Dataset records:
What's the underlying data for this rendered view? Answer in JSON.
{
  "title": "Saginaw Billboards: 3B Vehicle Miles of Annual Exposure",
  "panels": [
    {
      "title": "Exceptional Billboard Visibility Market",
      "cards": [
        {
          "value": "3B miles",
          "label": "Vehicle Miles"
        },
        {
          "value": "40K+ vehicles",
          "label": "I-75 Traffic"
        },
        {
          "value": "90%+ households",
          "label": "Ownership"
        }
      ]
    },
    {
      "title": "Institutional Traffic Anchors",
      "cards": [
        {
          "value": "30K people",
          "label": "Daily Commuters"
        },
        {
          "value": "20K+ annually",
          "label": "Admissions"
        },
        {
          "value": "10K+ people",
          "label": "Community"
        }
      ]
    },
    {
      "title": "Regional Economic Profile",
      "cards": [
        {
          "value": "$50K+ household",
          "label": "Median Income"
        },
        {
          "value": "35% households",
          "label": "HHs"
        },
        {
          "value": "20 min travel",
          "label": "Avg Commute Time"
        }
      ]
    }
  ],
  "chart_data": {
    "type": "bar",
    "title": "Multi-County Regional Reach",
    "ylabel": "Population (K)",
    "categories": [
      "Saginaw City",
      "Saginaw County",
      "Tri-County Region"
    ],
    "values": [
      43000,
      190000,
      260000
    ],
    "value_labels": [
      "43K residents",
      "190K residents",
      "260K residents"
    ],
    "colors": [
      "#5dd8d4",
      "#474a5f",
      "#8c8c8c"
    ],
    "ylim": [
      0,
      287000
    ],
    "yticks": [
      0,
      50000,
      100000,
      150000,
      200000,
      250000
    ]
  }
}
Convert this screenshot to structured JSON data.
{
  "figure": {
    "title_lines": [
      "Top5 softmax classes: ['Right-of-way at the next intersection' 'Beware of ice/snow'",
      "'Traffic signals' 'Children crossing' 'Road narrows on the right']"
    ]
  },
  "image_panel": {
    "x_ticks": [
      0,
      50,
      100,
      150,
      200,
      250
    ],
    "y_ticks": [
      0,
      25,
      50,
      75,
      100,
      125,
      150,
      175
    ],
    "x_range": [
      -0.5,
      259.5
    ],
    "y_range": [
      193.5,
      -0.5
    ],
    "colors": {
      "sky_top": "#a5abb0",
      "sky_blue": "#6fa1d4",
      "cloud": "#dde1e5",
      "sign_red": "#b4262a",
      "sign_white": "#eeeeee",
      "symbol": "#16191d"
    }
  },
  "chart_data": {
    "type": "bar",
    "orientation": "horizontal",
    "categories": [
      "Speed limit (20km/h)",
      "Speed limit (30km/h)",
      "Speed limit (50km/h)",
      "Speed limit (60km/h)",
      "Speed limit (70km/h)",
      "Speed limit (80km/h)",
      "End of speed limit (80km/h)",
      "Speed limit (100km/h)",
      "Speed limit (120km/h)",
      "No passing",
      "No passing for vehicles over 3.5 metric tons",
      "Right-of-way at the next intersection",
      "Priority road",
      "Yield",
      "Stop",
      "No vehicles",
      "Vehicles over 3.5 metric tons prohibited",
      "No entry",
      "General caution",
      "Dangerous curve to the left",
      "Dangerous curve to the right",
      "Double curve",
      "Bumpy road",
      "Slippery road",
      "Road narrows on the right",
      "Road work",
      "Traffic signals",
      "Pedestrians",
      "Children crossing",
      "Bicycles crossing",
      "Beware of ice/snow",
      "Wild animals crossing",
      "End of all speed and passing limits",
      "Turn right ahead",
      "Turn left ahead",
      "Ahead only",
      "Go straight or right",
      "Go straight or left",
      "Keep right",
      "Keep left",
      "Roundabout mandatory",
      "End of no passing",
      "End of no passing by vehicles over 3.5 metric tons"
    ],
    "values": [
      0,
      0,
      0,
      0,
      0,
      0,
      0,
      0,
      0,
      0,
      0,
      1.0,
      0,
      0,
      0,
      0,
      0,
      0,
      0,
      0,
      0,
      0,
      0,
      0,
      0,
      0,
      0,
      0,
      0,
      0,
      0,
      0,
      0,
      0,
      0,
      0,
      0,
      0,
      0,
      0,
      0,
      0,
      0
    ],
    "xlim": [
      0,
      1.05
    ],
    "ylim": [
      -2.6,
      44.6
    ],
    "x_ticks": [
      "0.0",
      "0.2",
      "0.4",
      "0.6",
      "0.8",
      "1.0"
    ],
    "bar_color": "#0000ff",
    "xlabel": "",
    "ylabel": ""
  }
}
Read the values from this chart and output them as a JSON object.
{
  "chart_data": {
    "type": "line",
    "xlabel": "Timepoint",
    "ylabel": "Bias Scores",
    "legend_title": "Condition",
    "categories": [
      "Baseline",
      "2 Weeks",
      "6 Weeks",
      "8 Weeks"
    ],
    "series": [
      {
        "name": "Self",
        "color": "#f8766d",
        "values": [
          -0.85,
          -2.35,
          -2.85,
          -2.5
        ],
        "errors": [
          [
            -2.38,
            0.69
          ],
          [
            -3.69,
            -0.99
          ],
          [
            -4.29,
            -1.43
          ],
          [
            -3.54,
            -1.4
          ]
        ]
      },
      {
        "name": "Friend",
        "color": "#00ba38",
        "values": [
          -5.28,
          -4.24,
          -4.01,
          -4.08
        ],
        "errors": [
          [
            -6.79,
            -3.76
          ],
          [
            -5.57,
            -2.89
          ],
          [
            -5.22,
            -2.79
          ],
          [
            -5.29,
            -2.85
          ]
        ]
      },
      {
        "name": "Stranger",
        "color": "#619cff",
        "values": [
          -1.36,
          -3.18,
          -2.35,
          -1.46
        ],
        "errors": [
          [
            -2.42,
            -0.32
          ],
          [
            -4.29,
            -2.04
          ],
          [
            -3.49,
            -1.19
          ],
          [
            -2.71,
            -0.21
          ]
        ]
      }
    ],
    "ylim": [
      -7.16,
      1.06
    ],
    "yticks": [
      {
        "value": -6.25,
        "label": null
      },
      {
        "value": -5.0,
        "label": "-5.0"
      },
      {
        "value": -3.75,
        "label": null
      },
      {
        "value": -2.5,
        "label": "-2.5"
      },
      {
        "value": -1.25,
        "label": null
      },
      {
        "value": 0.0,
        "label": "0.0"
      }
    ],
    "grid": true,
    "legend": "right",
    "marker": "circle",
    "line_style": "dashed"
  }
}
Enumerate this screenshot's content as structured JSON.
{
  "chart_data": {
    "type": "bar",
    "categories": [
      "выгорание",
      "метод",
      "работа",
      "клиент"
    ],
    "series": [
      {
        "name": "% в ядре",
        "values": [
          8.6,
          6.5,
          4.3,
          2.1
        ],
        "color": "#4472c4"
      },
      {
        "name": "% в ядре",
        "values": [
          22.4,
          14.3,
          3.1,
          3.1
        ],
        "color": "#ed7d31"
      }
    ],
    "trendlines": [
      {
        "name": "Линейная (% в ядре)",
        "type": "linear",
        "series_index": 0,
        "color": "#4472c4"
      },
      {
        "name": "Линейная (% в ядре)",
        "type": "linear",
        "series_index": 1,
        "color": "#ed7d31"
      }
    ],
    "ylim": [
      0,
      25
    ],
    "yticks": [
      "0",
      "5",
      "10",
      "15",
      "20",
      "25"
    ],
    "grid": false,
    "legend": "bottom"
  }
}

Set problem:
The word "name" appears in how many lines of the records? Give the number only.

The output:
7